▶ **LISTING**:
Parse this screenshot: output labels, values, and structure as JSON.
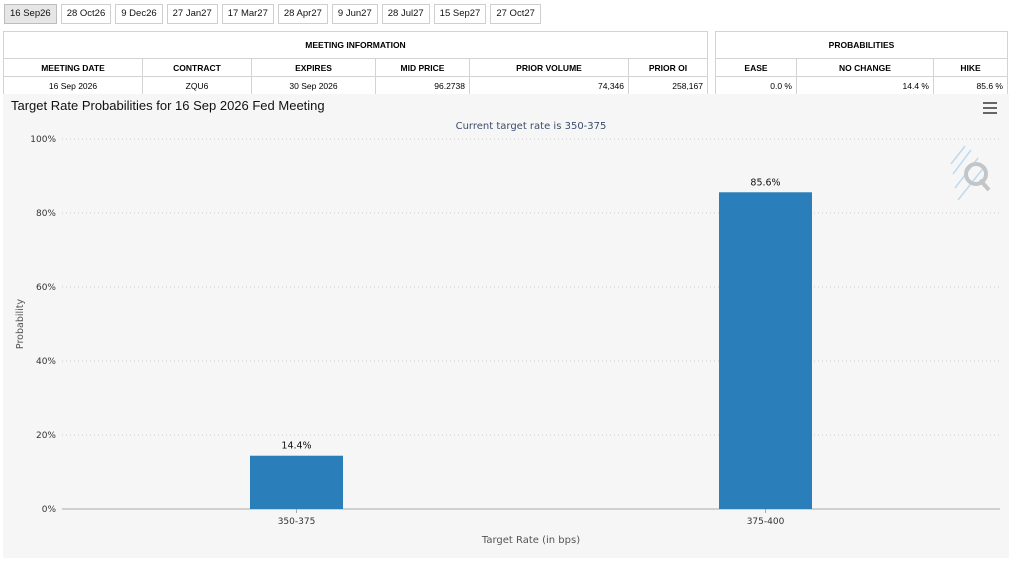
{
  "tabs": [
    {
      "label": "16 Sep26",
      "active": true
    },
    {
      "label": "28 Oct26",
      "active": false
    },
    {
      "label": "9 Dec26",
      "active": false
    },
    {
      "label": "27 Jan27",
      "active": false
    },
    {
      "label": "17 Mar27",
      "active": false
    },
    {
      "label": "28 Apr27",
      "active": false
    },
    {
      "label": "9 Jun27",
      "active": false
    },
    {
      "label": "28 Jul27",
      "active": false
    },
    {
      "label": "15 Sep27",
      "active": false
    },
    {
      "label": "27 Oct27",
      "active": false
    }
  ],
  "meeting_info": {
    "group_title": "MEETING INFORMATION",
    "headers": {
      "meeting_date": "MEETING DATE",
      "contract": "CONTRACT",
      "expires": "EXPIRES",
      "mid_price": "MID PRICE",
      "prior_volume": "PRIOR VOLUME",
      "prior_oi": "PRIOR OI"
    },
    "row": {
      "meeting_date": "16 Sep 2026",
      "contract": "ZQU6",
      "expires": "30 Sep 2026",
      "mid_price": "96.2738",
      "prior_volume": "74,346",
      "prior_oi": "258,167"
    }
  },
  "probabilities": {
    "group_title": "PROBABILITIES",
    "headers": {
      "ease": "EASE",
      "no_change": "NO CHANGE",
      "hike": "HIKE"
    },
    "row": {
      "ease": "0.0 %",
      "no_change": "14.4 %",
      "hike": "85.6 %"
    }
  },
  "chart": {
    "title": "Target Rate Probabilities for 16 Sep 2026 Fed Meeting",
    "menu_icon": "hamburger-menu-icon",
    "watermark_icon": "q-logo-icon"
  },
  "chart_data": {
    "type": "bar",
    "subtitle": "Current target rate is 350-375",
    "categories": [
      "350-375",
      "375-400"
    ],
    "values": [
      14.4,
      85.6
    ],
    "value_labels": [
      "14.4%",
      "85.6%"
    ],
    "xlabel": "Target Rate (in bps)",
    "ylabel": "Probability",
    "ylim": [
      0,
      100
    ],
    "yticks": [
      0,
      20,
      40,
      60,
      80,
      100
    ],
    "ytick_labels": [
      "0%",
      "20%",
      "40%",
      "60%",
      "80%",
      "100%"
    ],
    "bar_color": "#2a7fba",
    "grid": true,
    "legend": "none"
  }
}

▶ **SHORT TASK**:
Nothing but the pictures may be dropped; output the records above exactly.

▶ **COMPLETED EXERCISE**:
Parse this screenshot: output labels, values, and structure as JSON.
{
  "tabs": [
    {
      "label": "16 Sep26",
      "active": true
    },
    {
      "label": "28 Oct26",
      "active": false
    },
    {
      "label": "9 Dec26",
      "active": false
    },
    {
      "label": "27 Jan27",
      "active": false
    },
    {
      "label": "17 Mar27",
      "active": false
    },
    {
      "label": "28 Apr27",
      "active": false
    },
    {
      "label": "9 Jun27",
      "active": false
    },
    {
      "label": "28 Jul27",
      "active": false
    },
    {
      "label": "15 Sep27",
      "active": false
    },
    {
      "label": "27 Oct27",
      "active": false
    }
  ],
  "meeting_info": {
    "group_title": "MEETING INFORMATION",
    "headers": {
      "meeting_date": "MEETING DATE",
      "contract": "CONTRACT",
      "expires": "EXPIRES",
      "mid_price": "MID PRICE",
      "prior_volume": "PRIOR VOLUME",
      "prior_oi": "PRIOR OI"
    },
    "row": {
      "meeting_date": "16 Sep 2026",
      "contract": "ZQU6",
      "expires": "30 Sep 2026",
      "mid_price": "96.2738",
      "prior_volume": "74,346",
      "prior_oi": "258,167"
    }
  },
  "probabilities": {
    "group_title": "PROBABILITIES",
    "headers": {
      "ease": "EASE",
      "no_change": "NO CHANGE",
      "hike": "HIKE"
    },
    "row": {
      "ease": "0.0 %",
      "no_change": "14.4 %",
      "hike": "85.6 %"
    }
  },
  "chart": {
    "title": "Target Rate Probabilities for 16 Sep 2026 Fed Meeting",
    "menu_icon": "hamburger-menu-icon",
    "watermark_icon": "q-logo-icon"
  },
  "chart_data": {
    "type": "bar",
    "subtitle": "Current target rate is 350-375",
    "categories": [
      "350-375",
      "375-400"
    ],
    "values": [
      14.4,
      85.6
    ],
    "value_labels": [
      "14.4%",
      "85.6%"
    ],
    "xlabel": "Target Rate (in bps)",
    "ylabel": "Probability",
    "ylim": [
      0,
      100
    ],
    "yticks": [
      0,
      20,
      40,
      60,
      80,
      100
    ],
    "ytick_labels": [
      "0%",
      "20%",
      "40%",
      "60%",
      "80%",
      "100%"
    ],
    "bar_color": "#2a7fba",
    "grid": true,
    "legend": "none"
  }
}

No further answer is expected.